O que fazer
Segundo o trecho sobre terremotos no Japão, quantos tremores de terra o país sofre a cada ano?

Nenhum lugar é tão suscetível a terremotos quanto o Japão. A cada ano, o país sofre cinco mil tremores de terra – ou 10% de todos os abalos sísmicos registrados no mundo inteiro. Na nação que deu ao mundo a palavra tsunami, quase que a totalidade dos terremotos
não deixa vítimas e sequer provoca danos materiais. De tempos em tempos, porém, os japoneses têm de enfrentar terremotos tão brutais que acabam por se transformar em tragédias de grandes proporções.

O da semana passada, que entrou para a história como o maior de todos os tremores já ocorridos no país, fez um número recorde de vítimas, mas o resultado seria pior se os japoneses não fossem os maiores especialistas do planeta na prevenção de terremotos. Dos sistemas de alerta até a construção de prédios, dos treinamentos periódicos ao atendimento de emergência, o Japão é a nação mais bem equipada para sobreviver a hecatombes como essas.

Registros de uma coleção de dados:
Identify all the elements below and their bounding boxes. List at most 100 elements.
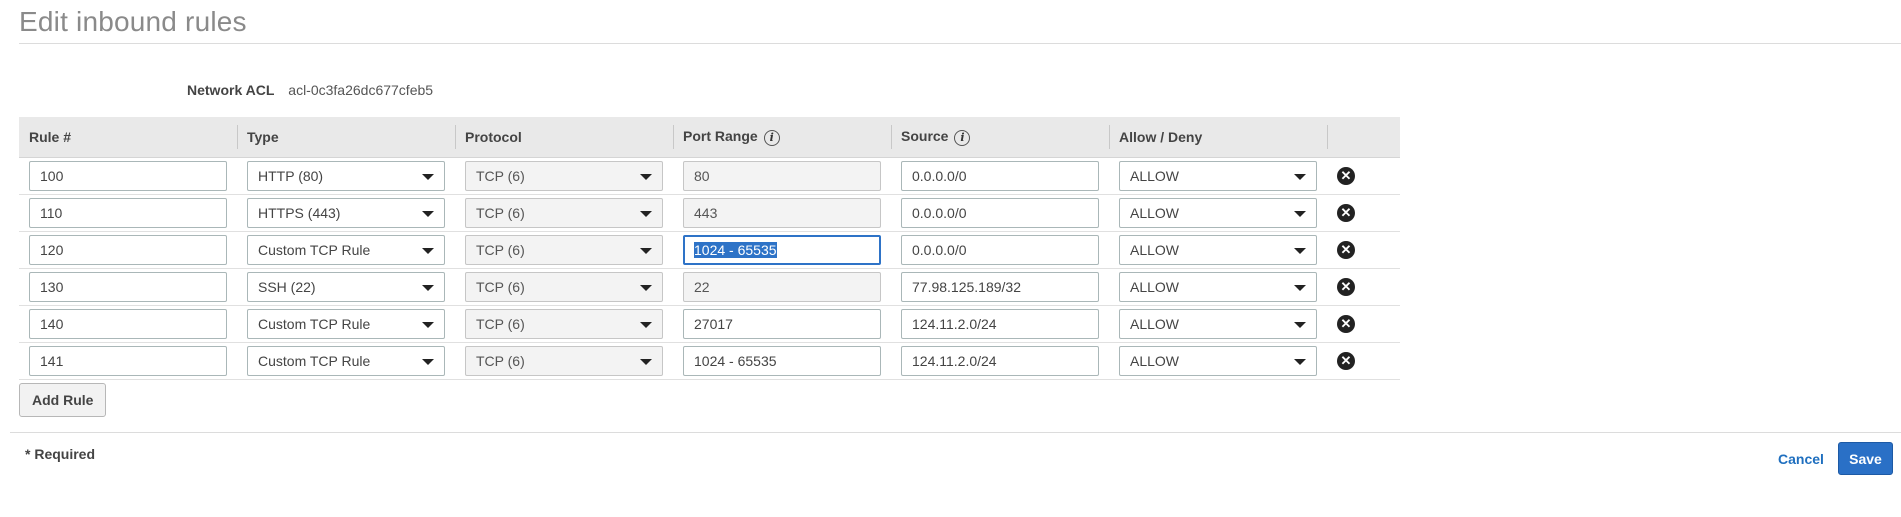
type-select[interactable]: Custom TCP Rule xyxy=(247,346,445,376)
column-header-source: Source i xyxy=(891,117,1109,158)
type-select-value: SSH (22) xyxy=(258,279,316,295)
close-circle-icon[interactable]: ✕ xyxy=(1337,278,1355,296)
protocol-select-value: TCP (6) xyxy=(476,242,525,258)
source-input[interactable]: 0.0.0.0/0 xyxy=(901,198,1099,228)
info-icon[interactable]: i xyxy=(763,129,780,146)
protocol-select[interactable]: TCP (6) xyxy=(465,272,663,302)
network-acl-label: Network ACL xyxy=(187,82,275,98)
port-range-input[interactable]: 22 xyxy=(683,272,881,302)
protocol-select[interactable]: TCP (6) xyxy=(465,235,663,265)
chevron-down-icon xyxy=(640,285,652,291)
protocol-select-value: TCP (6) xyxy=(476,353,525,369)
source-input[interactable]: 77.98.125.189/32 xyxy=(901,272,1099,302)
table-row: 110 HTTPS (443) TCP (6) 443 0.0.0.0/0 AL… xyxy=(19,194,1400,232)
chevron-down-icon xyxy=(1294,174,1306,180)
type-select-value: HTTP (80) xyxy=(258,168,324,184)
close-circle-icon[interactable]: ✕ xyxy=(1337,315,1355,333)
page-title: Edit inbound rules xyxy=(19,6,247,37)
close-circle-icon[interactable]: ✕ xyxy=(1337,167,1355,185)
allow-deny-select-value: ALLOW xyxy=(1130,205,1180,221)
port-range-input[interactable]: 1024 - 65535 xyxy=(683,235,881,265)
chevron-down-icon xyxy=(640,322,652,328)
cancel-link[interactable]: Cancel xyxy=(1778,451,1824,467)
allow-deny-select[interactable]: ALLOW xyxy=(1119,346,1317,376)
source-input[interactable]: 124.11.2.0/24 xyxy=(901,346,1099,376)
chevron-down-icon xyxy=(640,174,652,180)
table-row: 100 HTTP (80) TCP (6) 80 0.0.0.0/0 ALLOW… xyxy=(19,157,1400,195)
type-select-value: HTTPS (443) xyxy=(258,205,341,221)
chevron-down-icon xyxy=(640,248,652,254)
protocol-select[interactable]: TCP (6) xyxy=(465,309,663,339)
inbound-rules-table: Rule # Type Protocol Port Range i Source i… xyxy=(19,117,1400,380)
source-input[interactable]: 0.0.0.0/0 xyxy=(901,161,1099,191)
port-range-input[interactable]: 80 xyxy=(683,161,881,191)
network-acl-id: acl-0c3fa26dc677cfeb5 xyxy=(288,82,434,98)
protocol-select-value: TCP (6) xyxy=(476,279,525,295)
footer-divider xyxy=(10,432,1901,433)
port-range-input[interactable]: 27017 xyxy=(683,309,881,339)
table-header-row: Rule # Type Protocol Port Range i Source i… xyxy=(19,117,1400,158)
rule-number-input[interactable]: 140 xyxy=(29,309,227,339)
allow-deny-select[interactable]: ALLOW xyxy=(1119,235,1317,265)
title-divider xyxy=(19,43,1901,44)
protocol-select-value: TCP (6) xyxy=(476,168,525,184)
protocol-select[interactable]: TCP (6) xyxy=(465,346,663,376)
column-header-port-range-label: Port Range xyxy=(683,128,758,145)
add-rule-button[interactable]: Add Rule xyxy=(19,383,107,417)
protocol-select[interactable]: TCP (6) xyxy=(465,198,663,228)
close-circle-icon[interactable]: ✕ xyxy=(1337,352,1355,370)
type-select[interactable]: HTTPS (443) xyxy=(247,198,445,228)
column-header-rule: Rule # xyxy=(19,117,237,158)
type-select[interactable]: HTTP (80) xyxy=(247,161,445,191)
column-header-type-label: Type xyxy=(247,129,279,145)
column-header-actions xyxy=(1327,117,1400,158)
chevron-down-icon xyxy=(1294,248,1306,254)
chevron-down-icon xyxy=(1294,285,1306,291)
chevron-down-icon xyxy=(640,211,652,217)
allow-deny-select-value: ALLOW xyxy=(1130,279,1180,295)
chevron-down-icon xyxy=(1294,322,1306,328)
chevron-down-icon xyxy=(422,359,434,365)
save-button[interactable]: Save xyxy=(1838,442,1893,475)
allow-deny-select-value: ALLOW xyxy=(1130,353,1180,369)
allow-deny-select[interactable]: ALLOW xyxy=(1119,272,1317,302)
allow-deny-select-value: ALLOW xyxy=(1130,242,1180,258)
table-row: 141 Custom TCP Rule TCP (6) 1024 - 65535… xyxy=(19,342,1400,380)
rule-number-input[interactable]: 120 xyxy=(29,235,227,265)
chevron-down-icon xyxy=(640,359,652,365)
allow-deny-select[interactable]: ALLOW xyxy=(1119,161,1317,191)
close-circle-icon[interactable]: ✕ xyxy=(1337,204,1355,222)
type-select[interactable]: Custom TCP Rule xyxy=(247,235,445,265)
column-header-source-label: Source xyxy=(901,128,949,145)
column-header-allow-deny: Allow / Deny xyxy=(1109,117,1327,158)
protocol-select[interactable]: TCP (6) xyxy=(465,161,663,191)
type-select[interactable]: SSH (22) xyxy=(247,272,445,302)
info-icon[interactable]: i xyxy=(954,129,971,146)
table-row: 120 Custom TCP Rule TCP (6) 1024 - 65535… xyxy=(19,231,1400,269)
close-circle-icon[interactable]: ✕ xyxy=(1337,241,1355,259)
protocol-select-value: TCP (6) xyxy=(476,205,525,221)
rule-number-input[interactable]: 141 xyxy=(29,346,227,376)
chevron-down-icon xyxy=(1294,211,1306,217)
required-note: * Required xyxy=(25,446,96,462)
rule-number-input[interactable]: 130 xyxy=(29,272,227,302)
type-select[interactable]: Custom TCP Rule xyxy=(247,309,445,339)
port-range-input[interactable]: 443 xyxy=(683,198,881,228)
chevron-down-icon xyxy=(422,322,434,328)
allow-deny-select[interactable]: ALLOW xyxy=(1119,309,1317,339)
column-header-type: Type xyxy=(237,117,455,158)
network-acl-info: Network ACL acl-0c3fa26dc677cfeb5 xyxy=(187,82,433,98)
port-range-input[interactable]: 1024 - 65535 xyxy=(683,346,881,376)
chevron-down-icon xyxy=(422,285,434,291)
rule-number-input[interactable]: 100 xyxy=(29,161,227,191)
source-input[interactable]: 124.11.2.0/24 xyxy=(901,309,1099,339)
chevron-down-icon xyxy=(422,248,434,254)
port-range-selected-text: 1024 - 65535 xyxy=(694,242,777,258)
chevron-down-icon xyxy=(422,211,434,217)
table-row: 140 Custom TCP Rule TCP (6) 27017 124.11… xyxy=(19,305,1400,343)
type-select-value: Custom TCP Rule xyxy=(258,316,371,332)
allow-deny-select[interactable]: ALLOW xyxy=(1119,198,1317,228)
rule-number-input[interactable]: 110 xyxy=(29,198,227,228)
protocol-select-value: TCP (6) xyxy=(476,316,525,332)
source-input[interactable]: 0.0.0.0/0 xyxy=(901,235,1099,265)
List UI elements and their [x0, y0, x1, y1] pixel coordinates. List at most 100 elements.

Solução do problema
O Japão sofre cinco mil tremores de terra por ano.